Document excerpt:
This project is designed with modularity in mind, making it easy to extend and maintain. If you're interested in contributing, here are some ways you can get involved:
- Improve OCR for PDF Files: Enhance the OCR processing to better handle complex PDF layouts and improve text extraction accuracy.
- Support for Additional File Types: Extend support to other file types such as images, HTML, and more.
- Metadata Extraction: Add functionality to extract and process metadata from documents.
- Misnamed file types: Add support for mislabelled file types so that a .pdf file that is actually a .jpeg file will still be processed correctly.
- Database Ingestion Pipeline: Add a pipeline for ingesting the extracted text into a PostgreSQL database to facilitate more advanced querying and analysis of the extracted data.
- AWS Integration: Add integration with AWS services, such as S3 for storage and Lambda for serverless processing, to provide a scalable and cloud-based solution for document processing and text extraction.

Source material:
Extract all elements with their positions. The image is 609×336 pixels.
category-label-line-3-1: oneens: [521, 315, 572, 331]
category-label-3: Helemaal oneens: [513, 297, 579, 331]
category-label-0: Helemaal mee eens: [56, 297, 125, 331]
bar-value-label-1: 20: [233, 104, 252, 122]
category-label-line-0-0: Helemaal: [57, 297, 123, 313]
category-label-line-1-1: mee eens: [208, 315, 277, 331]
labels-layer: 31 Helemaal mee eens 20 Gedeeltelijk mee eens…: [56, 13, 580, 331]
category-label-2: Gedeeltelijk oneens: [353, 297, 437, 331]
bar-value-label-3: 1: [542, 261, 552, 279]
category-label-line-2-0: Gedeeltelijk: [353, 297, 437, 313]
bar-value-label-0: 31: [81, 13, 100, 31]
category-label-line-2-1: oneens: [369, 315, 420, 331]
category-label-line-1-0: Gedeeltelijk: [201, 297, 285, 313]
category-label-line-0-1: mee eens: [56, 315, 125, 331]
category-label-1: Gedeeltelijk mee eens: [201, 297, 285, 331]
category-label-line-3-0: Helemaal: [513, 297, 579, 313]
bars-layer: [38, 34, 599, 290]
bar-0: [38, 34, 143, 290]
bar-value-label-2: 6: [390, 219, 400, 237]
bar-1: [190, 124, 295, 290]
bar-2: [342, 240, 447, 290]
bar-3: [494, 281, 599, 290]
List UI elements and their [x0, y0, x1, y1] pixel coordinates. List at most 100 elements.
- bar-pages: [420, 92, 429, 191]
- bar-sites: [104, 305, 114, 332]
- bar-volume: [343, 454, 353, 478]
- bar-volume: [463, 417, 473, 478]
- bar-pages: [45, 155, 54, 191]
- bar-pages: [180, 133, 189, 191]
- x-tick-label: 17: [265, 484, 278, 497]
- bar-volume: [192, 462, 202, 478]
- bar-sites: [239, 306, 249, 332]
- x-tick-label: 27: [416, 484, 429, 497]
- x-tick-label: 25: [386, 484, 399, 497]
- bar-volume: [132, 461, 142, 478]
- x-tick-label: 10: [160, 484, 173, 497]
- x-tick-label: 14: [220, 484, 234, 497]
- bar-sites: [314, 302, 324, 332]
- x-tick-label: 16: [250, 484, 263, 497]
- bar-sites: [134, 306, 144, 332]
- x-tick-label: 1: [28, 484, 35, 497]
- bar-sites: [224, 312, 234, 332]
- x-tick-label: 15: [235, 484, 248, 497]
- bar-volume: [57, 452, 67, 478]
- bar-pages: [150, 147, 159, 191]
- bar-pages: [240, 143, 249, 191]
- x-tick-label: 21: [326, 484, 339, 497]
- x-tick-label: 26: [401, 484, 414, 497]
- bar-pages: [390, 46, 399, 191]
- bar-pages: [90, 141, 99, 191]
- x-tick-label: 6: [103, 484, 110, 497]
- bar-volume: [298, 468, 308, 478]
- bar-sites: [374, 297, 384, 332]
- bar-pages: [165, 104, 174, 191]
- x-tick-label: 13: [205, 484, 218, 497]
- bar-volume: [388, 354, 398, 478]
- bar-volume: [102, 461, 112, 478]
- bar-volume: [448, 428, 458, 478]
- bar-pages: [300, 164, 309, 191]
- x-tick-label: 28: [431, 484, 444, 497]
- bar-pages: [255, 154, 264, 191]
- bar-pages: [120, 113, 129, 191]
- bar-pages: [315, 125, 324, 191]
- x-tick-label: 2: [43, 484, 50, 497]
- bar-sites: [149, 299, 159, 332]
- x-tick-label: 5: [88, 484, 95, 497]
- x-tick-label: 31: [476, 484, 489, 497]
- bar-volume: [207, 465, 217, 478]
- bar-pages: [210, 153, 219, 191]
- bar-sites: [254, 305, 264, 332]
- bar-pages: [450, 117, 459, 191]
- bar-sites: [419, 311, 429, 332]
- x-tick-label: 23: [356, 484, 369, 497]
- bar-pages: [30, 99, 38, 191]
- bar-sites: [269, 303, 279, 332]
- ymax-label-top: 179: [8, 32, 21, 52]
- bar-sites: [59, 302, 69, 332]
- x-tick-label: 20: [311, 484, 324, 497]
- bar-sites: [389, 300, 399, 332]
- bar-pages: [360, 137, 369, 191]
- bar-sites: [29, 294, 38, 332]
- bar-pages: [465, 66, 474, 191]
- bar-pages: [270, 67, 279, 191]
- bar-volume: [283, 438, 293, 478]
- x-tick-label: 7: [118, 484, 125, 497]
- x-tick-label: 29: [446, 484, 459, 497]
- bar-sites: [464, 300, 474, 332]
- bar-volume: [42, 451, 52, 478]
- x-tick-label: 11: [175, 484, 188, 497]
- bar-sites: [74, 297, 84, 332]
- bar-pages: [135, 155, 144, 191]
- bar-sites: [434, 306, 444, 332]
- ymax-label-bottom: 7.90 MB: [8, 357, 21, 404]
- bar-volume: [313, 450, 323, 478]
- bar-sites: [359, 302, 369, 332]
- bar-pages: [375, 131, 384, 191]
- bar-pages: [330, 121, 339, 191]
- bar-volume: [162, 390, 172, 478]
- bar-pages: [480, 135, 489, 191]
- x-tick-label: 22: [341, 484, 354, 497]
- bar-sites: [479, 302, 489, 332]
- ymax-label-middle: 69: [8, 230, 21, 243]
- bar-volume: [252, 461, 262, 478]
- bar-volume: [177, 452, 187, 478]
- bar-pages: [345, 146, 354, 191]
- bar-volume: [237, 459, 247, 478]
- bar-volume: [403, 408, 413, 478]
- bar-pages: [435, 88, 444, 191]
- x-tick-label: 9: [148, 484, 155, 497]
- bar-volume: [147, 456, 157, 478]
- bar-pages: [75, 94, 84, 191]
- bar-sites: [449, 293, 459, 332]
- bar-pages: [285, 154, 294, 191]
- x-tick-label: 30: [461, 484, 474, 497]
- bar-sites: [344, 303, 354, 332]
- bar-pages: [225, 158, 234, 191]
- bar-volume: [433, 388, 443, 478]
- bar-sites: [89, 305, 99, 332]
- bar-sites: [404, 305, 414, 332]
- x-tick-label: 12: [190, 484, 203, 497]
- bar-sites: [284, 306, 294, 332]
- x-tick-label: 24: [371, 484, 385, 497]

Exercise objective: From the list of contribution ideas, copy word for word the stretch from "- Support for" through "the extracted data.".

Solution for this exercise:
- Support for Additional File Types: Extend support to other file types such as images, HTML, and more.
- Metadata Extraction: Add functionality to extract and process metadata from documents.
- Misnamed file types: Add support for mislabelled file types so that a .pdf file that is actually a .jpeg file will still be processed correctly.
- Database Ingestion Pipeline: Add a pipeline for ingesting the extracted text into a PostgreSQL database to facilitate more advanced querying and analysis of the extracted data.